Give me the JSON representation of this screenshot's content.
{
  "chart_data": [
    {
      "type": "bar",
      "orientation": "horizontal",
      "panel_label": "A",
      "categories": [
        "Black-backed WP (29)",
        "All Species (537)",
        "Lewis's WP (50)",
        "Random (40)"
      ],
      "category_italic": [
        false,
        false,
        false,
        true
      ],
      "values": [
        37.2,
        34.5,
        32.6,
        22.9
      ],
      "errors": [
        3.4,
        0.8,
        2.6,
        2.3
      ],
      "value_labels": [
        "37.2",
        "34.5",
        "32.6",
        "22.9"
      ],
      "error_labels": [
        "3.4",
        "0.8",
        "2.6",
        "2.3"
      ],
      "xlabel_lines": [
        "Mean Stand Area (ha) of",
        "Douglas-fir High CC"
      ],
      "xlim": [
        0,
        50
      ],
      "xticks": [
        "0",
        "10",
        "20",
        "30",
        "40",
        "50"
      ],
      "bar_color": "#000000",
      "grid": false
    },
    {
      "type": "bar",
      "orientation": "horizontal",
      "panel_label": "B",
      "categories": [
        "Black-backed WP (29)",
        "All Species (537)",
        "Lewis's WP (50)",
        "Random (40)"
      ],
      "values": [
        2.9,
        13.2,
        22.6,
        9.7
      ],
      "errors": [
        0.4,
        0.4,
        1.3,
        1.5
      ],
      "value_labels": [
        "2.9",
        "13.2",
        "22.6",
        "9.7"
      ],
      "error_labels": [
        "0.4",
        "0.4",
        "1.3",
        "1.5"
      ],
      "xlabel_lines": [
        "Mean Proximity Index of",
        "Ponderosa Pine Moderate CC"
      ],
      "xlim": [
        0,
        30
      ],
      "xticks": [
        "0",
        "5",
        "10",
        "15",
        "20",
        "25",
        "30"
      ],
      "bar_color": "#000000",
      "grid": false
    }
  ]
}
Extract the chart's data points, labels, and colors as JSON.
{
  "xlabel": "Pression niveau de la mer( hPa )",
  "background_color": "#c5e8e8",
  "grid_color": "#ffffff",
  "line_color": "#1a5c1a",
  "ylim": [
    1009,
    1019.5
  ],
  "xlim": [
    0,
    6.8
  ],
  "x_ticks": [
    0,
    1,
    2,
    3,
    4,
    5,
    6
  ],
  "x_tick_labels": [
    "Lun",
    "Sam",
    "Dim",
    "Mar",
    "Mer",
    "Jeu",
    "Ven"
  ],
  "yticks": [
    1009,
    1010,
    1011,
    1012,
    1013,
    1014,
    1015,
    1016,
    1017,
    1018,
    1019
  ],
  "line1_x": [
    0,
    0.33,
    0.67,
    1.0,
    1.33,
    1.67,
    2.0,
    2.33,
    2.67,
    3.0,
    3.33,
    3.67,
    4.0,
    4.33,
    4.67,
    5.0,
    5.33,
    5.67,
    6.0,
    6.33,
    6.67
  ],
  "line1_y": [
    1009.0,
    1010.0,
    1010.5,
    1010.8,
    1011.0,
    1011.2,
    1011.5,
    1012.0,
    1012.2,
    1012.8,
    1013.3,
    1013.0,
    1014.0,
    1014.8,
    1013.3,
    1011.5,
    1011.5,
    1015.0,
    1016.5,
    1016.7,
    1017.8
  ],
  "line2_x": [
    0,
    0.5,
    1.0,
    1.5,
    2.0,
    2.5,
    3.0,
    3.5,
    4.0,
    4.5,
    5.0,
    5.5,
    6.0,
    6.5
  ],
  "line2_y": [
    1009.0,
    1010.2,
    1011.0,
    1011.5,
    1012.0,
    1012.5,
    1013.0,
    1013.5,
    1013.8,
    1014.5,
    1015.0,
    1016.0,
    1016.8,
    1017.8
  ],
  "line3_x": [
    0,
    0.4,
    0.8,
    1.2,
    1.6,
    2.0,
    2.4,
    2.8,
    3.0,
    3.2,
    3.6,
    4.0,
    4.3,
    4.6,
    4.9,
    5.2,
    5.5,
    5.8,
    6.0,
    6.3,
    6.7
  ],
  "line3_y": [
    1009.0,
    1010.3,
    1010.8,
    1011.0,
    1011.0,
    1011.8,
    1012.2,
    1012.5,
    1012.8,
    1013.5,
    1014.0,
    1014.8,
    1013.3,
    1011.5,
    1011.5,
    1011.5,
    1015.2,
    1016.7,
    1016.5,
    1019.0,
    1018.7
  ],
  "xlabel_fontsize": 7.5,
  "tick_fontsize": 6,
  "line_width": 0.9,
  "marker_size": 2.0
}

__YOUR GOAL__: Copy each line of the data above without altering a single character.

__RESPONSE TO THIS TASK__:
Give me the JSON representation of this screenshot's content.
{
  "chart_data": [
    {
      "type": "bar",
      "orientation": "horizontal",
      "panel_label": "A",
      "categories": [
        "Black-backed WP (29)",
        "All Species (537)",
        "Lewis's WP (50)",
        "Random (40)"
      ],
      "category_italic": [
        false,
        false,
        false,
        true
      ],
      "values": [
        37.2,
        34.5,
        32.6,
        22.9
      ],
      "errors": [
        3.4,
        0.8,
        2.6,
        2.3
      ],
      "value_labels": [
        "37.2",
        "34.5",
        "32.6",
        "22.9"
      ],
      "error_labels": [
        "3.4",
        "0.8",
        "2.6",
        "2.3"
      ],
      "xlabel_lines": [
        "Mean Stand Area (ha) of",
        "Douglas-fir High CC"
      ],
      "xlim": [
        0,
        50
      ],
      "xticks": [
        "0",
        "10",
        "20",
        "30",
        "40",
        "50"
      ],
      "bar_color": "#000000",
      "grid": false
    },
    {
      "type": "bar",
      "orientation": "horizontal",
      "panel_label": "B",
      "categories": [
        "Black-backed WP (29)",
        "All Species (537)",
        "Lewis's WP (50)",
        "Random (40)"
      ],
      "values": [
        2.9,
        13.2,
        22.6,
        9.7
      ],
      "errors": [
        0.4,
        0.4,
        1.3,
        1.5
      ],
      "value_labels": [
        "2.9",
        "13.2",
        "22.6",
        "9.7"
      ],
      "error_labels": [
        "0.4",
        "0.4",
        "1.3",
        "1.5"
      ],
      "xlabel_lines": [
        "Mean Proximity Index of",
        "Ponderosa Pine Moderate CC"
      ],
      "xlim": [
        0,
        30
      ],
      "xticks": [
        "0",
        "5",
        "10",
        "15",
        "20",
        "25",
        "30"
      ],
      "bar_color": "#000000",
      "grid": false
    }
  ]
}
Extract the chart's data points, labels, and colors as JSON.
{
  "xlabel": "Pression niveau de la mer( hPa )",
  "background_color": "#c5e8e8",
  "grid_color": "#ffffff",
  "line_color": "#1a5c1a",
  "ylim": [
    1009,
    1019.5
  ],
  "xlim": [
    0,
    6.8
  ],
  "x_ticks": [
    0,
    1,
    2,
    3,
    4,
    5,
    6
  ],
  "x_tick_labels": [
    "Lun",
    "Sam",
    "Dim",
    "Mar",
    "Mer",
    "Jeu",
    "Ven"
  ],
  "yticks": [
    1009,
    1010,
    1011,
    1012,
    1013,
    1014,
    1015,
    1016,
    1017,
    1018,
    1019
  ],
  "line1_x": [
    0,
    0.33,
    0.67,
    1.0,
    1.33,
    1.67,
    2.0,
    2.33,
    2.67,
    3.0,
    3.33,
    3.67,
    4.0,
    4.33,
    4.67,
    5.0,
    5.33,
    5.67,
    6.0,
    6.33,
    6.67
  ],
  "line1_y": [
    1009.0,
    1010.0,
    1010.5,
    1010.8,
    1011.0,
    1011.2,
    1011.5,
    1012.0,
    1012.2,
    1012.8,
    1013.3,
    1013.0,
    1014.0,
    1014.8,
    1013.3,
    1011.5,
    1011.5,
    1015.0,
    1016.5,
    1016.7,
    1017.8
  ],
  "line2_x": [
    0,
    0.5,
    1.0,
    1.5,
    2.0,
    2.5,
    3.0,
    3.5,
    4.0,
    4.5,
    5.0,
    5.5,
    6.0,
    6.5
  ],
  "line2_y": [
    1009.0,
    1010.2,
    1011.0,
    1011.5,
    1012.0,
    1012.5,
    1013.0,
    1013.5,
    1013.8,
    1014.5,
    1015.0,
    1016.0,
    1016.8,
    1017.8
  ],
  "line3_x": [
    0,
    0.4,
    0.8,
    1.2,
    1.6,
    2.0,
    2.4,
    2.8,
    3.0,
    3.2,
    3.6,
    4.0,
    4.3,
    4.6,
    4.9,
    5.2,
    5.5,
    5.8,
    6.0,
    6.3,
    6.7
  ],
  "line3_y": [
    1009.0,
    1010.3,
    1010.8,
    1011.0,
    1011.0,
    1011.8,
    1012.2,
    1012.5,
    1012.8,
    1013.5,
    1014.0,
    1014.8,
    1013.3,
    1011.5,
    1011.5,
    1011.5,
    1015.2,
    1016.7,
    1016.5,
    1019.0,
    1018.7
  ],
  "xlabel_fontsize": 7.5,
  "tick_fontsize": 6,
  "line_width": 0.9,
  "marker_size": 2.0
}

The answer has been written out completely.